### À faire
A. Dans l'entretien, réécris sous forme de liste le paragraphe qui commence par « G. P. : J'aurai tendance à citer » en conservant ses faits principaux.
B. Modifie la liste de la ligne contenant « gear-icon[interactable] (1838, 601, 1872, 635) » jusqu'à la ligne contenant « submenu-add-user[interactable]: Ajouter (0, 504, 320, 559) » : remplace « gear-icon » par « settings-icon » et ne change rien d'autre.

### Texte de lecture
* * * * * * *
G. P. : J’ai toujours été surpris que les gens, quand ils approchent d’un bâtiment en pierre, touchent la matière. Ils se rendent alors compte que nous sommes faits du même calcaire, dans notre squelette comme dans celui de tous les micro-organismes qui se voient à la surface des blocs maçonnés. Cette harmonie participe à l’habitabilité d’un lieu.
De quels architectes vous sentez-vous les plus proches intellectuellement, et pourquoi ?
J.-M. P. : Mes parents, évidemment ! Mais je suis aussi très impressionné et ému par le travail et la vie de l’américain Frank Lloyd Wright (1867-1959), un génie du dessin et de la composition, avec une histoire bouleversante faite de déboires et de drames.
G. P. : J’aurai tendance à citer l’égyptien Hassan Fathy (1900-1989), parce qu’il a incarné une pensée et un courage qui apportent encore des réponses à nos questionnements contemporains, en essayant de construire avec des matériaux naturels, sans utiliser de machineries énergivores. Nous nous inspirons de sa redécouverte des voûtes nubiennes, en briques de terre crue, pour réaliser actuellement un centre culturel au Sénégal, au bout milieu du désert du Sahel. Nous nous appuyons pour cela sur la longue expérience de l’association « La Voûte Nubienne ».
* * * * * * *
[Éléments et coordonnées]
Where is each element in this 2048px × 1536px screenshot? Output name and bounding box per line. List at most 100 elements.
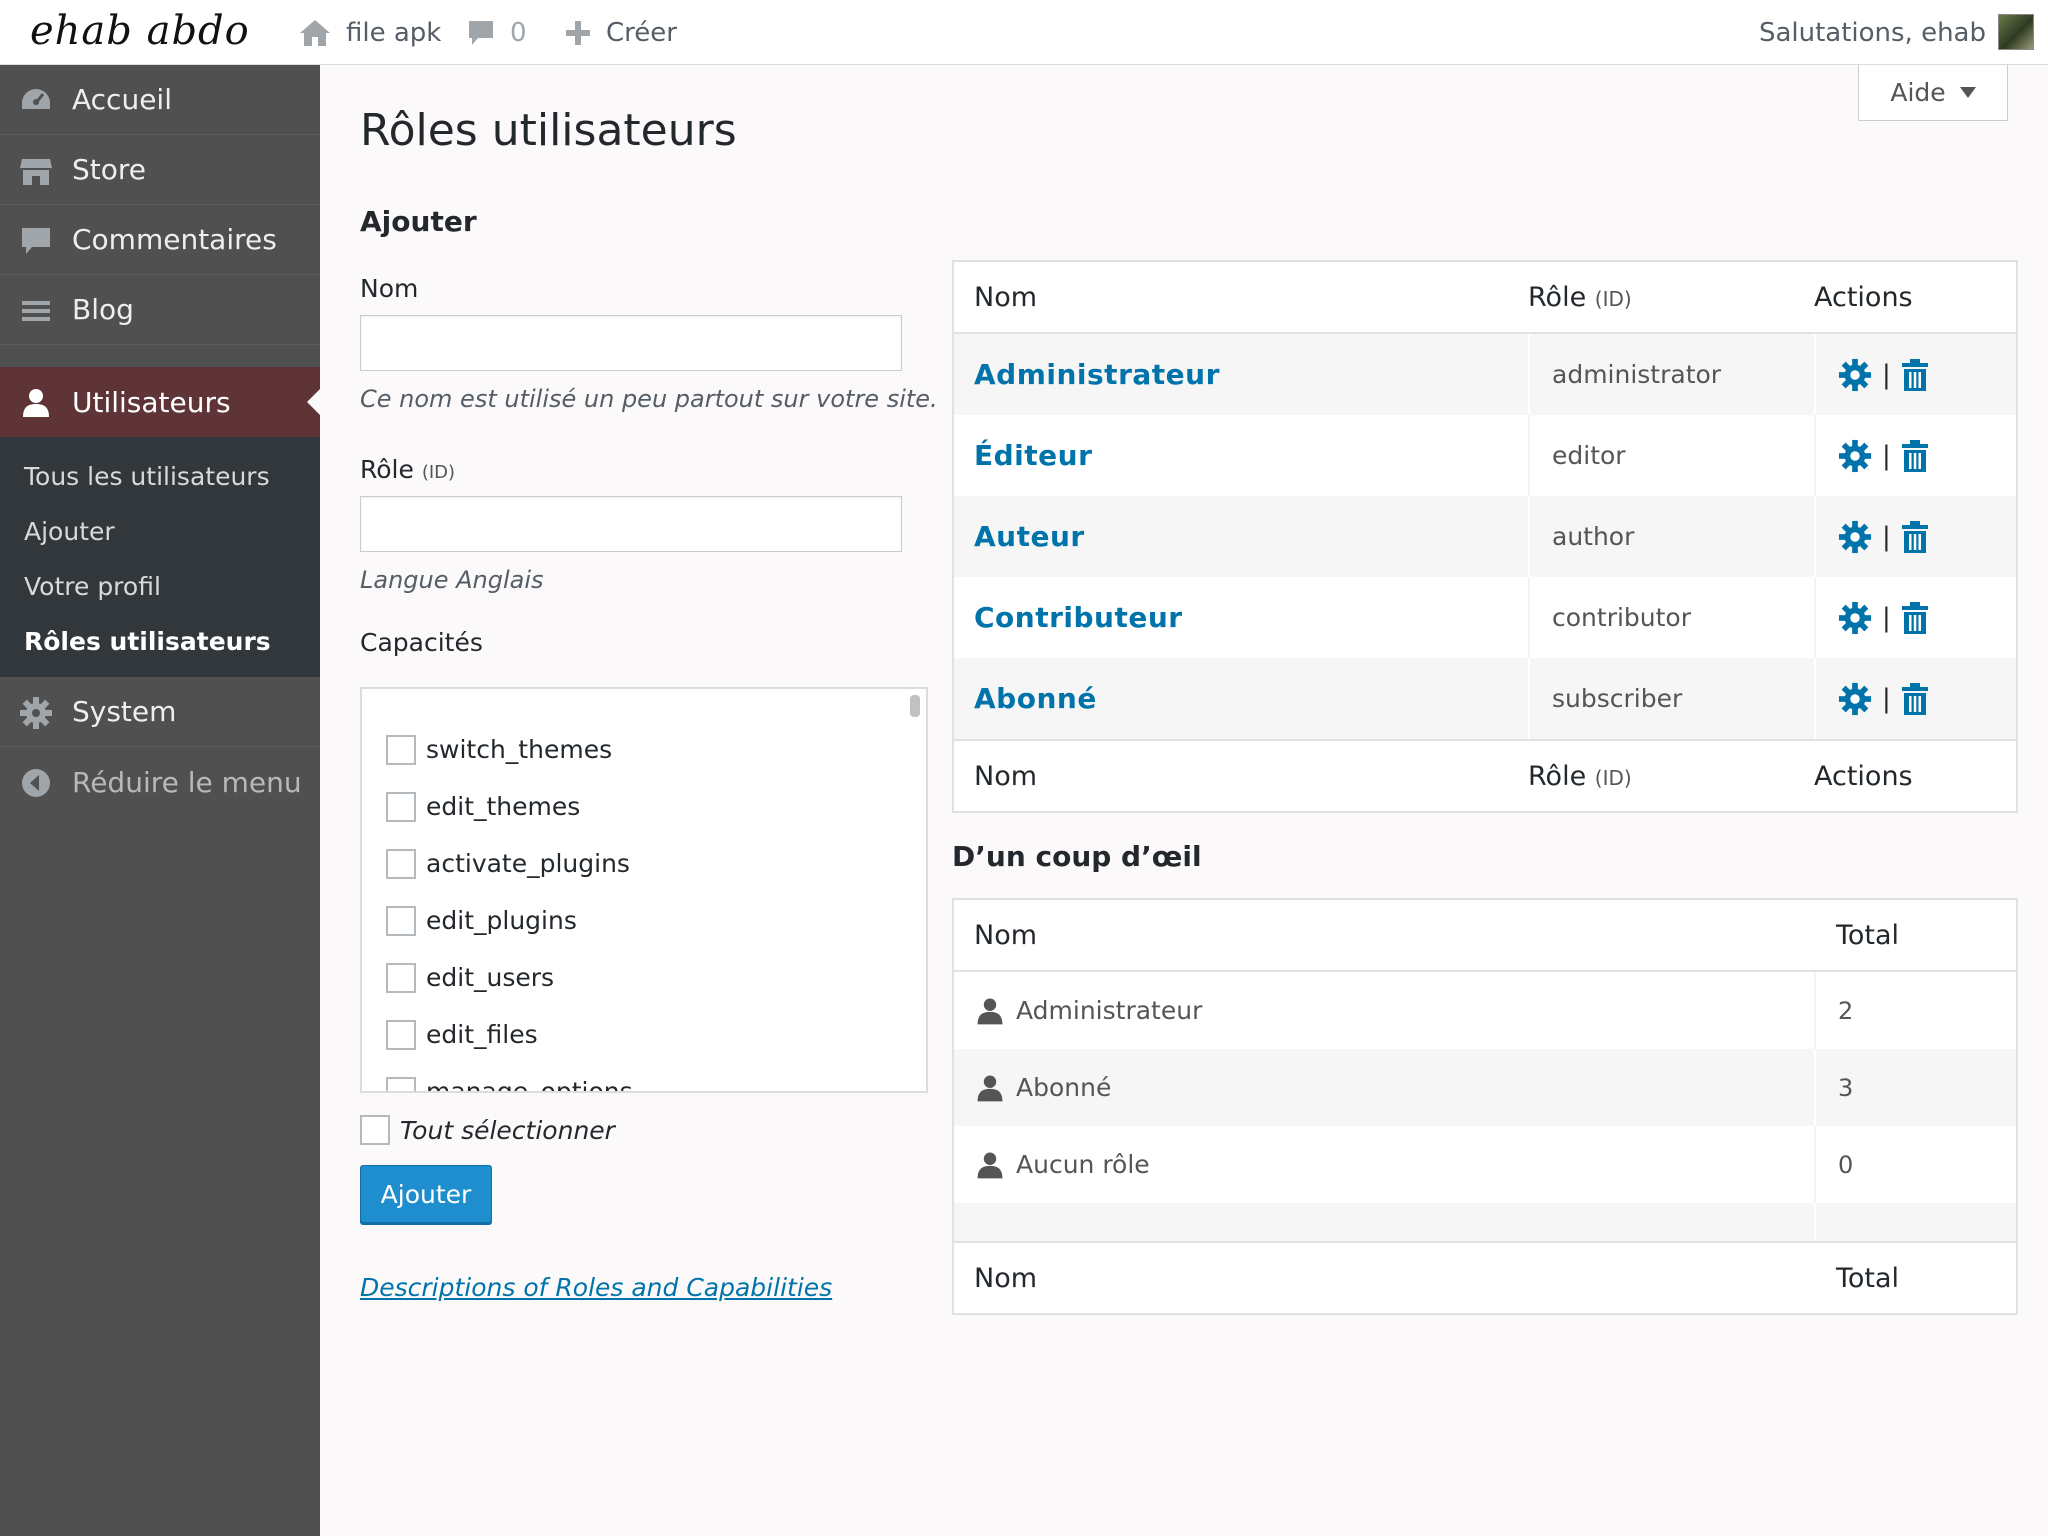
gear-icon[interactable] (1838, 601, 1872, 635)
capability-item[interactable]: edit_themes (386, 778, 926, 835)
column-total: Total (1836, 919, 1900, 951)
glance-role: Aucun rôle (954, 1126, 1814, 1203)
gear-icon[interactable] (1838, 520, 1872, 554)
submenu-add-user[interactable]: Ajouter (0, 504, 320, 559)
glance-total: 0 (1814, 1126, 2014, 1203)
submenu-profile[interactable]: Votre profil (0, 559, 320, 614)
account-greeting[interactable]: Salutations, ehab (1759, 0, 1986, 65)
sidebar-item-utilisateurs[interactable]: Utilisateurs (0, 367, 320, 437)
site-home-link[interactable]: file apk (298, 0, 441, 65)
comment-icon (469, 20, 493, 45)
users-submenu: Tous les utilisateurs Ajouter Votre prof… (0, 437, 320, 677)
roles-documentation-link[interactable]: Descriptions of Roles and Capabilities (360, 1273, 940, 1302)
gear-icon[interactable] (1838, 682, 1872, 716)
column-actions: Actions (1814, 281, 1913, 313)
capability-checkbox[interactable] (386, 905, 416, 936)
chevron-down-icon (1959, 87, 1976, 98)
add-role-form: Ajouter Nom Ce nom est utilisé un peu pa… (360, 205, 940, 1302)
capability-item[interactable]: edit_files (386, 1006, 926, 1063)
sidebar-item-label: Utilisateurs (72, 385, 231, 419)
help-tab-button[interactable]: Aide (1858, 65, 2008, 121)
capabilities-list[interactable]: switch_themes edit_themes activate_plugi… (360, 687, 928, 1093)
capability-item[interactable]: manage_options (386, 1063, 926, 1091)
home-icon (300, 19, 330, 46)
role-name-link[interactable]: Éditeur (954, 415, 1528, 496)
capability-checkbox[interactable] (386, 1019, 416, 1050)
capability-item[interactable]: edit_users (386, 949, 926, 1006)
role-name-input[interactable] (360, 315, 902, 371)
page-title: Rôles utilisateurs (360, 105, 737, 156)
table-row-empty (954, 1203, 2016, 1241)
submenu-all-users[interactable]: Tous les utilisateurs (0, 449, 320, 504)
name-label: Nom (360, 274, 419, 303)
capability-item[interactable]: switch_themes (386, 721, 926, 778)
capability-checkbox[interactable] (386, 962, 416, 993)
table-footer: Nom Total (954, 1241, 2016, 1313)
role-description: Langue Anglais (360, 566, 544, 594)
roles-table: Nom Rôle (ID) Actions Administrateur adm… (952, 260, 2018, 813)
select-all-checkbox[interactable] (360, 1115, 390, 1145)
submenu-user-roles[interactable]: Rôles utilisateurs (0, 614, 320, 669)
add-role-button[interactable]: Ajouter (360, 1165, 492, 1223)
role-id: author (1528, 496, 1814, 577)
table-row: Éditeur editor | (954, 415, 2016, 496)
collapse-menu-button[interactable]: Réduire le menu (0, 747, 320, 817)
column-role-label: Rôle (1528, 281, 1587, 313)
sidebar-item-accueil[interactable]: Accueil (0, 65, 320, 135)
role-name-link[interactable]: Abonné (954, 658, 1528, 739)
column-name[interactable]: Nom (954, 761, 1528, 792)
sidebar-item-commentaires[interactable]: Commentaires (0, 205, 320, 275)
capability-label: edit_themes (426, 792, 581, 821)
capability-label: edit_plugins (426, 906, 577, 935)
role-name-link[interactable]: Administrateur (954, 334, 1528, 415)
column-name: Nom (974, 919, 1038, 951)
gear-icon[interactable] (1838, 358, 1872, 392)
table-header: Nom Rôle (ID) Actions (954, 262, 2016, 334)
sidebar-item-store[interactable]: Store (0, 135, 320, 205)
capability-item[interactable]: edit_plugins (386, 892, 926, 949)
scrollbar-thumb[interactable] (910, 695, 920, 717)
site-logo[interactable]: ehab abdo (30, 8, 250, 54)
capability-checkbox[interactable] (386, 1076, 416, 1091)
comments-link[interactable]: 0 (466, 0, 527, 65)
form-heading: Ajouter (360, 205, 477, 238)
capability-checkbox[interactable] (386, 734, 416, 765)
action-separator: | (1882, 521, 1891, 552)
trash-icon[interactable] (1901, 682, 1929, 716)
capabilities-label: Capacités (360, 628, 483, 657)
avatar[interactable] (1998, 14, 2034, 50)
plus-icon (566, 20, 590, 45)
capability-checkbox[interactable] (386, 848, 416, 879)
capability-label: edit_files (426, 1020, 538, 1049)
trash-icon[interactable] (1901, 520, 1929, 554)
column-name[interactable]: Nom (954, 282, 1528, 313)
row-actions: | (1814, 334, 2014, 415)
row-actions: | (1814, 496, 2014, 577)
action-separator: | (1882, 440, 1891, 471)
user-icon (977, 998, 1003, 1024)
sidebar-item-label: Store (72, 153, 147, 186)
capability-label: edit_users (426, 963, 555, 992)
column-role[interactable]: Rôle (ID) (1528, 761, 1814, 792)
role-name-link[interactable]: Contributeur (954, 577, 1528, 658)
sidebar-item-blog[interactable]: Blog (0, 275, 320, 345)
sidebar-item-system[interactable]: System (0, 677, 320, 747)
capability-checkbox[interactable] (386, 791, 416, 822)
trash-icon[interactable] (1901, 358, 1929, 392)
trash-icon[interactable] (1901, 601, 1929, 635)
role-name-link[interactable]: Auteur (954, 496, 1528, 577)
trash-icon[interactable] (1901, 439, 1929, 473)
gear-icon[interactable] (1838, 439, 1872, 473)
glance-heading: D’un coup d’œil (952, 840, 1202, 873)
user-icon (977, 1152, 1003, 1178)
role-id-input[interactable] (360, 496, 902, 552)
store-icon (20, 159, 52, 185)
new-content-link[interactable]: Créer (564, 0, 677, 65)
select-all-toggle[interactable]: Tout sélectionner (360, 1115, 940, 1145)
column-role[interactable]: Rôle (ID) (1528, 282, 1814, 313)
capability-item[interactable]: activate_plugins (386, 835, 926, 892)
sidebar-item-label: System (72, 695, 177, 728)
empty-cell (954, 1203, 1814, 1241)
help-label: Aide (1890, 78, 1946, 107)
column-actions: Actions (1814, 760, 1913, 792)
* * * * * * *
### Résultats
A.
- G. P. cite l'architecte égyptien Hassan Fathy (1900-1989).
- Sa pensée et son courage apportent encore des réponses aux questionnements contemporains. Il a cherché à construire avec des matériaux naturels, sans machineries énergivores.
- G. P. et les siens s'inspirent de sa redécouverte des voûtes nubiennes en briques de terre crue pour réaliser actuellement un centre culturel au Sénégal, dans le désert du Sahel.
- Ils s'appuient pour cela sur la longue expérience de l'association « La Voûte Nubienne ».

B.
settings-icon[interactable] (1838, 601, 1872, 635)
capability-item[interactable]: edit_themes (386, 778, 926, 835)
column-total: Total (1836, 919, 1900, 951)
glance-role: Aucun rôle (954, 1126, 1814, 1203)
settings-icon[interactable] (1838, 520, 1872, 554)
submenu-add-user[interactable]: Ajouter (0, 504, 320, 559)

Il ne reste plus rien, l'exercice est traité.